"""
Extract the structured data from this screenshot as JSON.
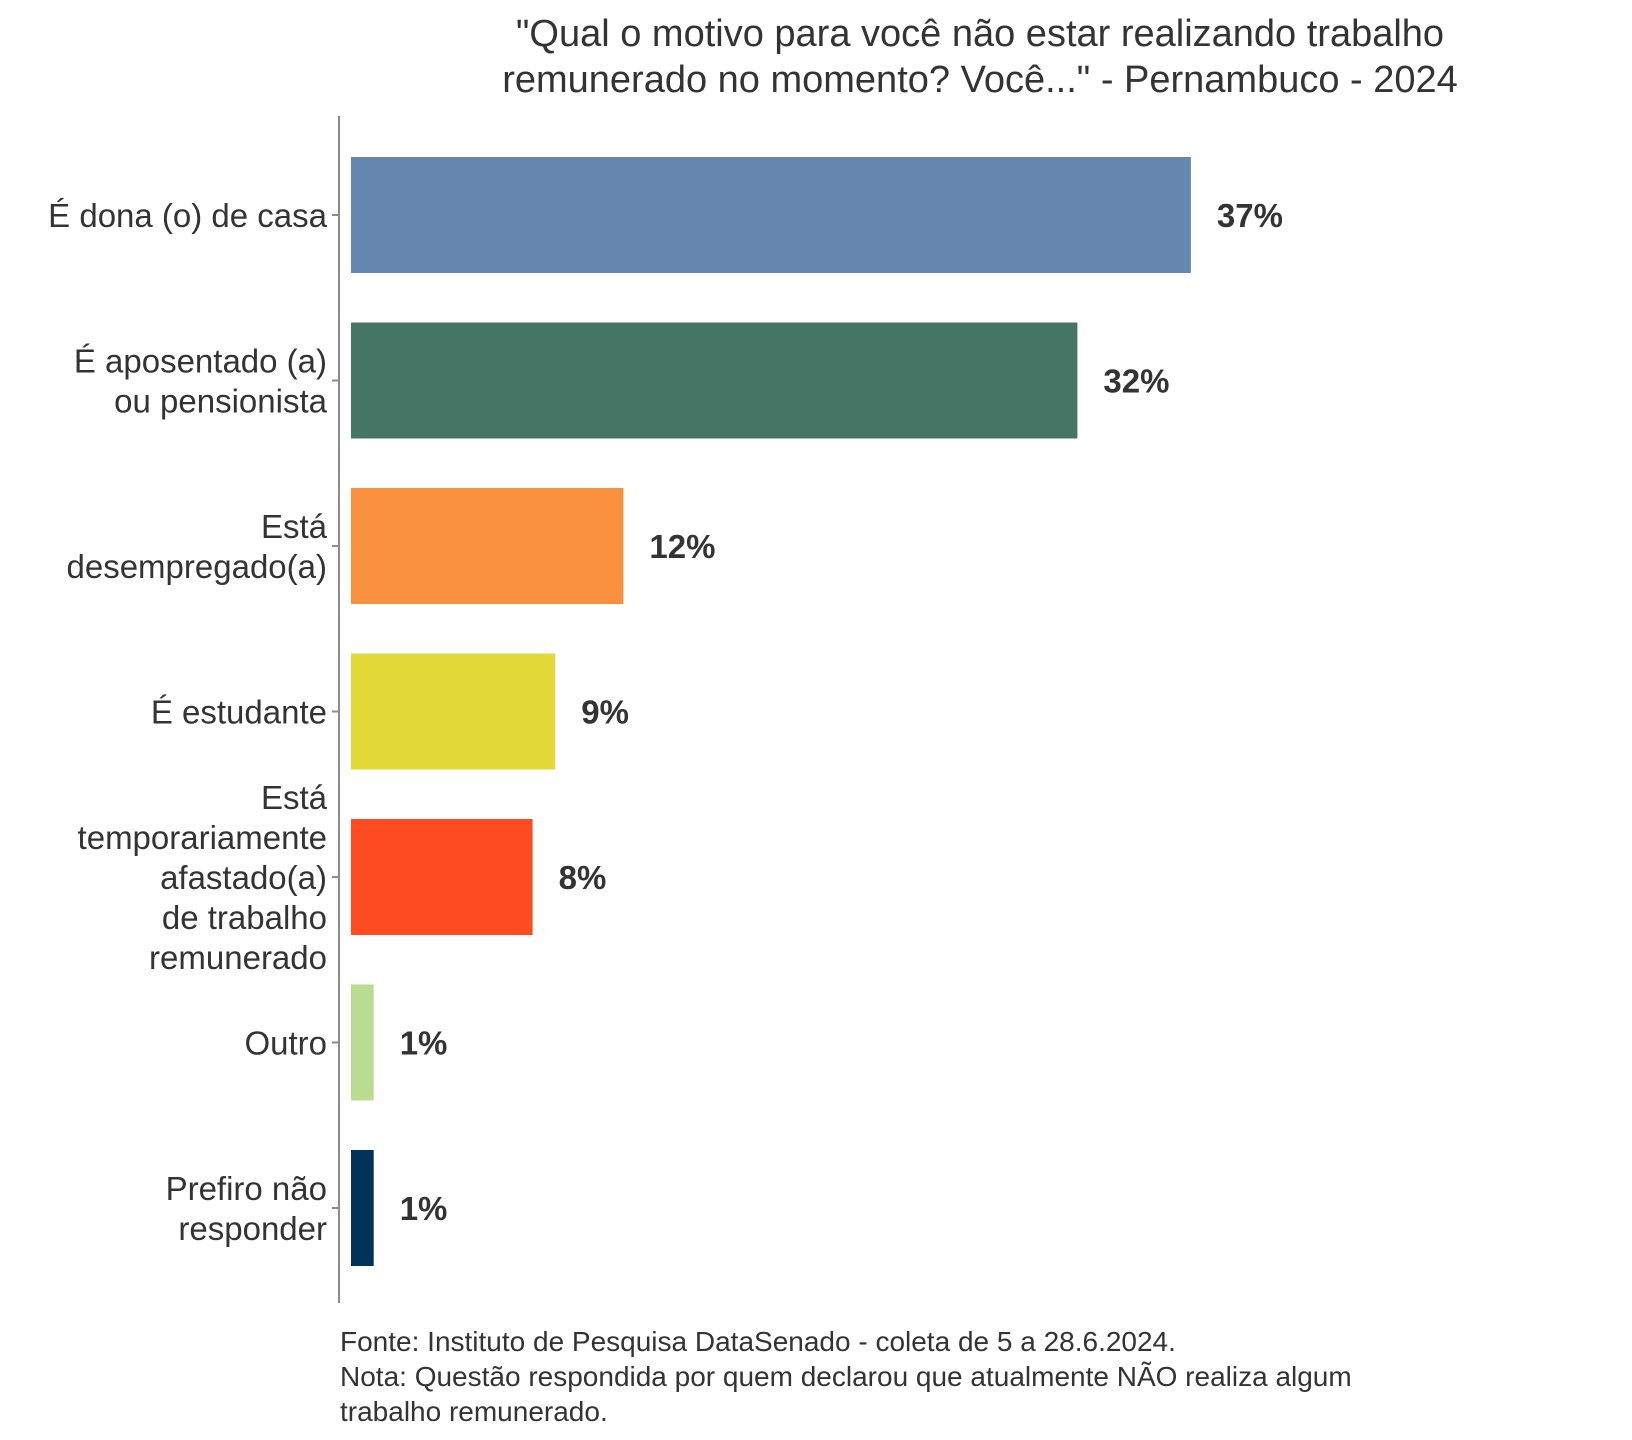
{
  "chart_data": {
    "type": "bar",
    "orientation": "horizontal",
    "title": "\"Qual o motivo para você não estar realizando trabalho remunerado no momento? Você...\" - Pernambuco - 2024",
    "title_lines": [
      "\"Qual o motivo para você não estar realizando trabalho",
      "remunerado no momento? Você...\" - Pernambuco - 2024"
    ],
    "xlabel": "",
    "ylabel": "",
    "xlim": [
      0,
      37
    ],
    "grid": false,
    "legend": "none",
    "categories": [
      "É dona (o) de casa",
      "É aposentado (a) ou pensionista",
      "Está desempregado(a)",
      "É estudante",
      "Está temporariamente afastado(a) de trabalho remunerado",
      "Outro",
      "Prefiro não responder"
    ],
    "category_lines": [
      [
        "É dona (o) de casa"
      ],
      [
        "É aposentado (a)",
        "ou pensionista"
      ],
      [
        "Está",
        "desempregado(a)"
      ],
      [
        "É estudante"
      ],
      [
        "Está",
        "temporariamente",
        "afastado(a)",
        "de trabalho",
        "remunerado"
      ],
      [
        "Outro"
      ],
      [
        "Prefiro não",
        "responder"
      ]
    ],
    "values": [
      37,
      32,
      12,
      9,
      8,
      1,
      1
    ],
    "value_labels": [
      "37%",
      "32%",
      "12%",
      "9%",
      "8%",
      "1%",
      "1%"
    ],
    "colors": [
      "#6688B0",
      "#457564",
      "#F8903D",
      "#E3D936",
      "#FF4B22",
      "#BADC91",
      "#00325A"
    ],
    "caption_lines": [
      "Fonte: Instituto de Pesquisa DataSenado - coleta de 5 a 28.6.2024.",
      "Nota: Questão respondida por quem declarou que atualmente NÃO realiza algum",
      "trabalho remunerado."
    ]
  }
}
"""
» **TASK TO COMPLETE**
Figure out how many lines of the data above include "temporariamente", then give the number and nothing more.

» **RESULT**
2